Stored data
* START *
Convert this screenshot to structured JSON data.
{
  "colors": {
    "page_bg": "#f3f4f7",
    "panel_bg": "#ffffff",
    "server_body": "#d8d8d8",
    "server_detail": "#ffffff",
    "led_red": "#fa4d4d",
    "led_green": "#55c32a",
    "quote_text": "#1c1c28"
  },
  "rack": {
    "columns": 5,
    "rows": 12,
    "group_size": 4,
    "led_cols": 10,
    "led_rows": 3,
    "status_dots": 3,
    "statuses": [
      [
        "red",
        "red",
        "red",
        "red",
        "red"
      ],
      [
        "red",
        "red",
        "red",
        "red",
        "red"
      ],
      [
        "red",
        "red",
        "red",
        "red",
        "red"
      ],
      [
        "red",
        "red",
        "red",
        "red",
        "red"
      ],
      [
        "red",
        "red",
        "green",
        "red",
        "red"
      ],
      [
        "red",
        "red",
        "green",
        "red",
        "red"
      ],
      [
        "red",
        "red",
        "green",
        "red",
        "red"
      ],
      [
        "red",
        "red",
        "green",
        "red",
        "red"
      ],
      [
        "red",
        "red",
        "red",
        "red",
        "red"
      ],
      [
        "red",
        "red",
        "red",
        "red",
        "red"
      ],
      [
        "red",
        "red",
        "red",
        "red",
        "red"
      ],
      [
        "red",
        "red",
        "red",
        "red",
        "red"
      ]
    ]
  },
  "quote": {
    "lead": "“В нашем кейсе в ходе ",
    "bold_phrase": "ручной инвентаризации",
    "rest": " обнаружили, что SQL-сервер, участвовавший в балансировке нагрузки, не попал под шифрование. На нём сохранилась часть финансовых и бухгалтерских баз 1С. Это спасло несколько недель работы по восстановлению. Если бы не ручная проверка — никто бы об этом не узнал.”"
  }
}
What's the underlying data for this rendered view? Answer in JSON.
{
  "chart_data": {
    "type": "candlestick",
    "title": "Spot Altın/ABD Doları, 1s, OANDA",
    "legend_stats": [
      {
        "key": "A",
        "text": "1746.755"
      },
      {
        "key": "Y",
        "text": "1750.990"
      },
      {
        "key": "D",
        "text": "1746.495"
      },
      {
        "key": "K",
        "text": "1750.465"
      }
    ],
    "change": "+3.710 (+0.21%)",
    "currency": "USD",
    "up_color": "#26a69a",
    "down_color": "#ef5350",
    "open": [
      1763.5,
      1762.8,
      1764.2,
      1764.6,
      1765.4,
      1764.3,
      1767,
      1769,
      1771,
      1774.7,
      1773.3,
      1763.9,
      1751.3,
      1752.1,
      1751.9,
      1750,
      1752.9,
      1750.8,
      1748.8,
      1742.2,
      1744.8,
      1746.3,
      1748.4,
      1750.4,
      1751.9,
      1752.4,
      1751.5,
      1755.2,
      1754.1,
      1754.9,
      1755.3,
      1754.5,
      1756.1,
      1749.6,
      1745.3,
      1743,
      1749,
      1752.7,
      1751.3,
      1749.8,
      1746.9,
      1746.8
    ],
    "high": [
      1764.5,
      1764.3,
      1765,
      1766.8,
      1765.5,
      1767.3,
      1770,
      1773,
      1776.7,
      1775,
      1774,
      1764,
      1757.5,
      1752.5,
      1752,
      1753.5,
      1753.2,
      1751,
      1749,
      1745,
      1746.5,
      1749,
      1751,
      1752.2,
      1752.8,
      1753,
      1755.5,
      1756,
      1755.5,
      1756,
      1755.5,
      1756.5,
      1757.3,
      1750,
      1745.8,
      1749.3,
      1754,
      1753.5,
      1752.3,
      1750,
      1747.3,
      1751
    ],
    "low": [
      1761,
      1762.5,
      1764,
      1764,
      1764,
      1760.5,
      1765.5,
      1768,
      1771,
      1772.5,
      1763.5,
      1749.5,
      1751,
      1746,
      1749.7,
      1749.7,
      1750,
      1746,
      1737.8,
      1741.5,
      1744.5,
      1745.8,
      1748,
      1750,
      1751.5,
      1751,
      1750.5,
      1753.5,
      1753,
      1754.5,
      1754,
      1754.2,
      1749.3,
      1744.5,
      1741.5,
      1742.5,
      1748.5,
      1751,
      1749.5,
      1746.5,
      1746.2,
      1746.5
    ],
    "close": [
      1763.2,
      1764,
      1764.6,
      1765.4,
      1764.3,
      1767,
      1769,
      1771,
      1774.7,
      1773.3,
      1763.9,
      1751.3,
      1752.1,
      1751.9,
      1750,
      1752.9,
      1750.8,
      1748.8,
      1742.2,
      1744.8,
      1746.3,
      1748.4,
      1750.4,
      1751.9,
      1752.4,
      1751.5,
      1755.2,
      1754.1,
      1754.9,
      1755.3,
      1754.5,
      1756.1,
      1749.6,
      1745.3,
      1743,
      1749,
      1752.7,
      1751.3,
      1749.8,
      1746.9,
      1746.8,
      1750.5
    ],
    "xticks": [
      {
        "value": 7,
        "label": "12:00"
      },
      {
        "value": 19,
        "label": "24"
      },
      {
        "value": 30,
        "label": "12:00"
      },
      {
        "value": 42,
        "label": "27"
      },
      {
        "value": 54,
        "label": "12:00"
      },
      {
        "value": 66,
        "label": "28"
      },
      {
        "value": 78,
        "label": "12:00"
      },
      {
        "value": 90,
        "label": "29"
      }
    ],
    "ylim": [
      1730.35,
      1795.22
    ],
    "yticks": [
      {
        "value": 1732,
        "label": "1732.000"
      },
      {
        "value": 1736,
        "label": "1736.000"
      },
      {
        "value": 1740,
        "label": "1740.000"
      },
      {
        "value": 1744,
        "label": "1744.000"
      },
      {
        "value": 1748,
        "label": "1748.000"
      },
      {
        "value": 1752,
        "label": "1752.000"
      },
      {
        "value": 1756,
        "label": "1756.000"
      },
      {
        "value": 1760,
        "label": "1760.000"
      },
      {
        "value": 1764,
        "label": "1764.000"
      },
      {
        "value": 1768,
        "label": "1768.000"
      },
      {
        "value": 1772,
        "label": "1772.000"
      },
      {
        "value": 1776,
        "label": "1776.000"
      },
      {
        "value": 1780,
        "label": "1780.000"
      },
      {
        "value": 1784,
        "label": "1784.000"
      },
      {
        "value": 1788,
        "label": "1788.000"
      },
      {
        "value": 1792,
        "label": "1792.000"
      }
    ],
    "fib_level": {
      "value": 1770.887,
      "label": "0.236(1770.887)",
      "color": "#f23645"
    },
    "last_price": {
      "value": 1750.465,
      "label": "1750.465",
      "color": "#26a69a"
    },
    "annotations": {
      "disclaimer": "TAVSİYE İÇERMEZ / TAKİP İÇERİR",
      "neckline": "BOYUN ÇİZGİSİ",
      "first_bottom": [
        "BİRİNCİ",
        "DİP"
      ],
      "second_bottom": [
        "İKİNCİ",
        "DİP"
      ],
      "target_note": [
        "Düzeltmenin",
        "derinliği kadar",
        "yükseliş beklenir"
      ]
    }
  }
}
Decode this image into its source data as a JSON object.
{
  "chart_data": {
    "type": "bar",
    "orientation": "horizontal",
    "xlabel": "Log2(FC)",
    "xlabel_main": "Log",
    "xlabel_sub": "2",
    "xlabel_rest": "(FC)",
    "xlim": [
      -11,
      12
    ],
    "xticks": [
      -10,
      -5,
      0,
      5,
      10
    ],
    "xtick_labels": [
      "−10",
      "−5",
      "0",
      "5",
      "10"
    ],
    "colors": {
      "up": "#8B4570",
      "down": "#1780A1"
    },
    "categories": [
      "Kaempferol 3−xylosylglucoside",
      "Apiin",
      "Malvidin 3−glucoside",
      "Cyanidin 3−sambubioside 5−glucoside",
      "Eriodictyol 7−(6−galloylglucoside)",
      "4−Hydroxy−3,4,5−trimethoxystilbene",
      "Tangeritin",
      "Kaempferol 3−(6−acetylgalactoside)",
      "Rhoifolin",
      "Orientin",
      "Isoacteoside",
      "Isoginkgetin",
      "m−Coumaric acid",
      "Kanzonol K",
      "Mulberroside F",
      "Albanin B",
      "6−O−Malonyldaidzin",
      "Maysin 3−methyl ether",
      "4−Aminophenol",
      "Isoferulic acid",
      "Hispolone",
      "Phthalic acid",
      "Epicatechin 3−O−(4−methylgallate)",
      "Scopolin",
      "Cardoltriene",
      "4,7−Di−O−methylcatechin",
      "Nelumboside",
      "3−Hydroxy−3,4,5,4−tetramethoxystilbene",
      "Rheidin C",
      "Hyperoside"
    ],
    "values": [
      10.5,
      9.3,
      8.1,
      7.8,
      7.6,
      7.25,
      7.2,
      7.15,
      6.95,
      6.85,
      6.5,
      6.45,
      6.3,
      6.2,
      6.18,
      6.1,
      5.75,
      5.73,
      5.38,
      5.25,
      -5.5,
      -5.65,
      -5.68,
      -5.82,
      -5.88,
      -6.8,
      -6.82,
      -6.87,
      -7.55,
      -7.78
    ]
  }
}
* END *
*Requirements*. Where does the word "Kaempferol" appear? Return each line that holds it.

*Complete output*.
      "Kaempferol 3−xylosylglucoside",
      "Kaempferol 3−(6−acetylgalactoside)",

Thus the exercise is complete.